## Aim of the exercise:
Copy each line of the entries that contains the word "this".

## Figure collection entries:
+ + + + + + +

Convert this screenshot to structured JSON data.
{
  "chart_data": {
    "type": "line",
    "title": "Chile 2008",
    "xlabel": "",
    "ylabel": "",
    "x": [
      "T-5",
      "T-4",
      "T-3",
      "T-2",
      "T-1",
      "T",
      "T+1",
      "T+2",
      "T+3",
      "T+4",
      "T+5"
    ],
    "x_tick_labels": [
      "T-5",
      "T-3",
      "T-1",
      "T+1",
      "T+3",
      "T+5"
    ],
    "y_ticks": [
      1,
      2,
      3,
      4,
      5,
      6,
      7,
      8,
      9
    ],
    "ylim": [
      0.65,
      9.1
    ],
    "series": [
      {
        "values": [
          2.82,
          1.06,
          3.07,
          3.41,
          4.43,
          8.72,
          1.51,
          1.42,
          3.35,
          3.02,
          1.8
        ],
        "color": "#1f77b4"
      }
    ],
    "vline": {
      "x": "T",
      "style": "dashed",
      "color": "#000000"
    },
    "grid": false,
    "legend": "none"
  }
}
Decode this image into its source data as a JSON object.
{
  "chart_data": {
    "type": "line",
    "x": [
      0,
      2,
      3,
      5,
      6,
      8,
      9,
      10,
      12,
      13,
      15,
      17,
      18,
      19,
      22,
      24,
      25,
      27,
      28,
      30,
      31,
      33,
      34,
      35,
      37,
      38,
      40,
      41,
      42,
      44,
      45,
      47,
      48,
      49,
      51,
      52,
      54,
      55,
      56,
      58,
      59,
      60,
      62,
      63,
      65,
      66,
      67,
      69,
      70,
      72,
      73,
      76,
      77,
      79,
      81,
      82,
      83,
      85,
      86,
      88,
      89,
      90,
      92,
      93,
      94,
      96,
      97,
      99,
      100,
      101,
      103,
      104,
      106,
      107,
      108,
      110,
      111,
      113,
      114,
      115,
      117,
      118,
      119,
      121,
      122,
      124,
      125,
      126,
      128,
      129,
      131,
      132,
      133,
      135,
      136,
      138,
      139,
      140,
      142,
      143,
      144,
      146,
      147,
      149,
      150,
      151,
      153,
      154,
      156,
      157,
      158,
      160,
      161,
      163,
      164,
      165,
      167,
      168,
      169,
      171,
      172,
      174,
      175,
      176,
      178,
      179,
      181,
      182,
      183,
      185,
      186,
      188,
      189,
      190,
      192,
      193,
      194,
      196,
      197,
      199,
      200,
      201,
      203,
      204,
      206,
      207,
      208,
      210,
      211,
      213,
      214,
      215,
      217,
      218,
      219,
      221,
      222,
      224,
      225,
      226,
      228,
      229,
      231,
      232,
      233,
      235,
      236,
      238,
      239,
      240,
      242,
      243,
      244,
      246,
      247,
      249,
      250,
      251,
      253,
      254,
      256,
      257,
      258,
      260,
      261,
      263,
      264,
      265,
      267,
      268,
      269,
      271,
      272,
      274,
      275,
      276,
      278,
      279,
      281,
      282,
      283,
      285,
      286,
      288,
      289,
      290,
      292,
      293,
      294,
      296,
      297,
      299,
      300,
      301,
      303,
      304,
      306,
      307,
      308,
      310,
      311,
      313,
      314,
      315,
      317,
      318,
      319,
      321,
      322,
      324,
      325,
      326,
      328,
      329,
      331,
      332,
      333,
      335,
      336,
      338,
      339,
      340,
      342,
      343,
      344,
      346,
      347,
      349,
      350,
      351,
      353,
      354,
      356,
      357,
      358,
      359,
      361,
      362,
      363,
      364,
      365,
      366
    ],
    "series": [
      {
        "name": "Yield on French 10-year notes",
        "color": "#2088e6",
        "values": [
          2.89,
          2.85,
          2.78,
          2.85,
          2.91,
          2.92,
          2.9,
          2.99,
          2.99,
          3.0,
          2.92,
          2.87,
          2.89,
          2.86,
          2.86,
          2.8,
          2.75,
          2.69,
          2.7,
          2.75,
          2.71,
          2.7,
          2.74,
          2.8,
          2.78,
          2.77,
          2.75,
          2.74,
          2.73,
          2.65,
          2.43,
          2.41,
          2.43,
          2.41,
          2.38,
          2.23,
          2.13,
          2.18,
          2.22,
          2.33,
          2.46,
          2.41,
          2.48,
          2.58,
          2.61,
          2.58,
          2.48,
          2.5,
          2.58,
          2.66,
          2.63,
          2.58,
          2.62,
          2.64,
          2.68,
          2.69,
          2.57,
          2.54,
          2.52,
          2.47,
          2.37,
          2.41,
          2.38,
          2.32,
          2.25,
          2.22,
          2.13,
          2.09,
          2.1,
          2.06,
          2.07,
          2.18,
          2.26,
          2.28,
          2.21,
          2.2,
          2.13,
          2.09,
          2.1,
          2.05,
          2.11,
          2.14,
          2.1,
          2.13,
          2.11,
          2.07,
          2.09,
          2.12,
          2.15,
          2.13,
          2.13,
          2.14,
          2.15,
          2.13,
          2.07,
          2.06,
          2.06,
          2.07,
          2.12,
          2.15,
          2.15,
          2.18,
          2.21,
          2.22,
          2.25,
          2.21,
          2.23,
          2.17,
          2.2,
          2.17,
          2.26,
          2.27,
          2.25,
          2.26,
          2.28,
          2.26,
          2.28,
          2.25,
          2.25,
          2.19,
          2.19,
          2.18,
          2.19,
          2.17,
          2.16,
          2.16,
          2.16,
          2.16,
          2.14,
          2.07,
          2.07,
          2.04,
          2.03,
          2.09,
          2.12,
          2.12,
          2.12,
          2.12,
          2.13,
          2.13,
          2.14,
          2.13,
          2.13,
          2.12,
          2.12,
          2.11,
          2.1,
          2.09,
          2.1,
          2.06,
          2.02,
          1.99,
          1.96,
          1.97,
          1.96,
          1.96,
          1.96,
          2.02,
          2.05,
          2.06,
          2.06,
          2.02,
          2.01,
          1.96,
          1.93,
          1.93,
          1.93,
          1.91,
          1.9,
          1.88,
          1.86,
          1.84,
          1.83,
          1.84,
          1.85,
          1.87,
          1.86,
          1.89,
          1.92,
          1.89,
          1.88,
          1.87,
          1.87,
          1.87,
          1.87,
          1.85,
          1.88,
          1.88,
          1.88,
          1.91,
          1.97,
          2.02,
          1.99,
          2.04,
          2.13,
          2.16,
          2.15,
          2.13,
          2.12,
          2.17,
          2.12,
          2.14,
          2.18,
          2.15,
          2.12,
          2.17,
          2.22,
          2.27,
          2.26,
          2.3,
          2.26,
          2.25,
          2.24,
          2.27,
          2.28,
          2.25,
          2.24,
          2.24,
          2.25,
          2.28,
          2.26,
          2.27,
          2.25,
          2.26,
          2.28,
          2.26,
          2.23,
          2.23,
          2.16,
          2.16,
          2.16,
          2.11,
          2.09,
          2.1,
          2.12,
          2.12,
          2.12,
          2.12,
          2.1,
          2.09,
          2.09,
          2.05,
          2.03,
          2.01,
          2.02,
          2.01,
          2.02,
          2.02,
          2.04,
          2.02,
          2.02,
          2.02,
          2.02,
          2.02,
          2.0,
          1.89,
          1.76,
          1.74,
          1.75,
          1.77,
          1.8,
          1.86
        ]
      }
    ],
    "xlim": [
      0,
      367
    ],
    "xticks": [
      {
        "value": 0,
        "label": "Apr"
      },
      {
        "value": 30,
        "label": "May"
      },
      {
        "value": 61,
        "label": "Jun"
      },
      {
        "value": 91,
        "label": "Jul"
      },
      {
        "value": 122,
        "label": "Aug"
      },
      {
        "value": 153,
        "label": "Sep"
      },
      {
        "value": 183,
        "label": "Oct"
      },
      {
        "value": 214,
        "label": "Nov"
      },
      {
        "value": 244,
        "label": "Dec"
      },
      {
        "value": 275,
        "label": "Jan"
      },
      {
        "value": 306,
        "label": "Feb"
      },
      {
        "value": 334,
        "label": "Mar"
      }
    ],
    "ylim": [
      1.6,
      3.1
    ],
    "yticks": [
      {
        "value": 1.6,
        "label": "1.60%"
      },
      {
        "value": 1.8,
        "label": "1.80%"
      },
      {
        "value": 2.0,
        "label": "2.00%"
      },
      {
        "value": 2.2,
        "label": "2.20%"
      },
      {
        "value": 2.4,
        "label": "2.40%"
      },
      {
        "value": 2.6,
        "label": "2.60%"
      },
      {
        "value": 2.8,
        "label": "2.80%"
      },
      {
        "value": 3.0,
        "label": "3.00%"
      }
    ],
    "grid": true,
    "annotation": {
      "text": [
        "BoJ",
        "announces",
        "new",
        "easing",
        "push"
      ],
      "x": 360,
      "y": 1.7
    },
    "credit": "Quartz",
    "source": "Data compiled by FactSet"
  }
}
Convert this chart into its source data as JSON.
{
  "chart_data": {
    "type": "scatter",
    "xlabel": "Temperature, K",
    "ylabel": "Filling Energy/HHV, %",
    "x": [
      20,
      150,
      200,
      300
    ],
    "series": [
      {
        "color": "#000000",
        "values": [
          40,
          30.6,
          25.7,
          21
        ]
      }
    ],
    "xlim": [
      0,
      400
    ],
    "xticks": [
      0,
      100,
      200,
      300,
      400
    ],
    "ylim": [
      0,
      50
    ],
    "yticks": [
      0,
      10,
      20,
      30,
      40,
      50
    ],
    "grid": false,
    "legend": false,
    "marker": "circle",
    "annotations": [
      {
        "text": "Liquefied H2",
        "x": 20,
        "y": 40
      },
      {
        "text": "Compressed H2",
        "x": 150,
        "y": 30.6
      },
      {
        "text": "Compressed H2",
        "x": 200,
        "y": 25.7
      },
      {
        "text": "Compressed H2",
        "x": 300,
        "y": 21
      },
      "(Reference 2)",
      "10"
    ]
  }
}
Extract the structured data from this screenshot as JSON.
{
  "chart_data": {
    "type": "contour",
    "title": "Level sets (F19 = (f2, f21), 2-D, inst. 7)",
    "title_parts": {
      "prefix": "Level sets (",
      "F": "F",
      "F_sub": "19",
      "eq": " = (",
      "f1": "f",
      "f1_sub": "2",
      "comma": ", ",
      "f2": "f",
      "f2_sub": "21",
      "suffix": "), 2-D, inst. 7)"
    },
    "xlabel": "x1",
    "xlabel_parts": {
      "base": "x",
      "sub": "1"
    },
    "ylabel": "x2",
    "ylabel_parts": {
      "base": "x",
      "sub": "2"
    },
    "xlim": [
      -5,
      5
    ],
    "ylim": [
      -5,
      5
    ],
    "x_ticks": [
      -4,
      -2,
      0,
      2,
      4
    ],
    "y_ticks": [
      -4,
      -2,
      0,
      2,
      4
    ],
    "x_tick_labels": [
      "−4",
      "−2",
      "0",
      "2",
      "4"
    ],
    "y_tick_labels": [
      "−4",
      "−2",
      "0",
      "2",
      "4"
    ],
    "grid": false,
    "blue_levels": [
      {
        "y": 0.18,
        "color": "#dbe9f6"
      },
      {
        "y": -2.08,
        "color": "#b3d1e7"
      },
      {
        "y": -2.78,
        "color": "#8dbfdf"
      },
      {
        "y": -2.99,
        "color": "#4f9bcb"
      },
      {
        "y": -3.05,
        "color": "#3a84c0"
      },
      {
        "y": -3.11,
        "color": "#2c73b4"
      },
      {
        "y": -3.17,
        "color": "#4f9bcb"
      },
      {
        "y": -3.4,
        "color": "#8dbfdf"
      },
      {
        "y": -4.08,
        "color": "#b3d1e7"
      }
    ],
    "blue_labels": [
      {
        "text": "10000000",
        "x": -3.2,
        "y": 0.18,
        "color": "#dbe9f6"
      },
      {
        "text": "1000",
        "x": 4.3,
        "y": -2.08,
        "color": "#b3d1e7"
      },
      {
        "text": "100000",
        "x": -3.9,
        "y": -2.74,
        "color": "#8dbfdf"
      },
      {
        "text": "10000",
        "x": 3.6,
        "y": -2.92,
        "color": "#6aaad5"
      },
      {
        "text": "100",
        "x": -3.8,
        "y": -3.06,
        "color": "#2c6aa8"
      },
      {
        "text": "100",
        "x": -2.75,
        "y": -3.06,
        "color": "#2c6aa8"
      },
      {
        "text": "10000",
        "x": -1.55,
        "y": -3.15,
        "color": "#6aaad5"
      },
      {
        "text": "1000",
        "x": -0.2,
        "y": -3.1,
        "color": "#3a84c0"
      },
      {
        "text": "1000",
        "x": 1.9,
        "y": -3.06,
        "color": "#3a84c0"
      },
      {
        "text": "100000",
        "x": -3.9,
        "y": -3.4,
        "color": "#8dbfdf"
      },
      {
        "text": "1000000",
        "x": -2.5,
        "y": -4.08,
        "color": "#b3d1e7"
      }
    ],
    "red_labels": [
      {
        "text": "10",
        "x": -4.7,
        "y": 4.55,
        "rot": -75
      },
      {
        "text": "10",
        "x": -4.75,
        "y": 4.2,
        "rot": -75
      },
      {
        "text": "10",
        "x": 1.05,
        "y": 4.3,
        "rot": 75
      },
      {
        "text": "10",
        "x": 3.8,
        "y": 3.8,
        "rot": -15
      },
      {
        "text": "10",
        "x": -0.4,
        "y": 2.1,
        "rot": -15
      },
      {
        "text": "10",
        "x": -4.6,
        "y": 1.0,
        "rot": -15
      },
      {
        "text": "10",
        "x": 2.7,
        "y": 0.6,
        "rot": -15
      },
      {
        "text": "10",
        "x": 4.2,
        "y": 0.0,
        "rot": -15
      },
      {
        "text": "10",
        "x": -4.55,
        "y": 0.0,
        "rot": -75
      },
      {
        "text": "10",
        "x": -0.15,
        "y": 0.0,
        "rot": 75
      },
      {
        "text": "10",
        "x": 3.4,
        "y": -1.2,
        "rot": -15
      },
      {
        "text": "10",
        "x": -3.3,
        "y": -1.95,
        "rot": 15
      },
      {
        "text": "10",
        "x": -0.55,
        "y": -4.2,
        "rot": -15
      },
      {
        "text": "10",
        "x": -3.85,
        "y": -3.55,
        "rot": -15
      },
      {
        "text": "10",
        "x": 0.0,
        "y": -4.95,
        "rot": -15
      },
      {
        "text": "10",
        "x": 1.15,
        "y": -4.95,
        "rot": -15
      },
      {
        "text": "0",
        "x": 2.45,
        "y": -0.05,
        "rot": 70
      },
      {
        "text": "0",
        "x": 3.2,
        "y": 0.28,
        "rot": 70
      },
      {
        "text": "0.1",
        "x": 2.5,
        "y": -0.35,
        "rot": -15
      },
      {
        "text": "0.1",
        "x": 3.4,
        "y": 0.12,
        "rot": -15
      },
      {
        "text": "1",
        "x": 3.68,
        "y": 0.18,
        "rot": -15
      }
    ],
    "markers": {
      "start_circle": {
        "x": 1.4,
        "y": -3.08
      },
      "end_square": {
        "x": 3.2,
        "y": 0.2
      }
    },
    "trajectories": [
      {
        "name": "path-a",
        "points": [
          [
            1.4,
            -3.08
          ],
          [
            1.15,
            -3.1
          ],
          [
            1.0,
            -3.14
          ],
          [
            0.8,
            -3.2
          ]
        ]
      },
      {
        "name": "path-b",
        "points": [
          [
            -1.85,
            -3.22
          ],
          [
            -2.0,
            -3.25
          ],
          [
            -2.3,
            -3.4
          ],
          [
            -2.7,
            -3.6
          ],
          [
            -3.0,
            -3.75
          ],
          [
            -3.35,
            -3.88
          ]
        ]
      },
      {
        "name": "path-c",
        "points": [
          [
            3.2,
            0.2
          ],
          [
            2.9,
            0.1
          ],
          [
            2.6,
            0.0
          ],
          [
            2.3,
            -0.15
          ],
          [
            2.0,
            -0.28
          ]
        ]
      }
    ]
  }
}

+ + + + + + +

## Worked solution:
Convert this screenshot to structured JSON data.
Decode this image into its source data as a JSON object.
Convert this chart into its source data as JSON.
Extract the structured data from this screenshot as JSON.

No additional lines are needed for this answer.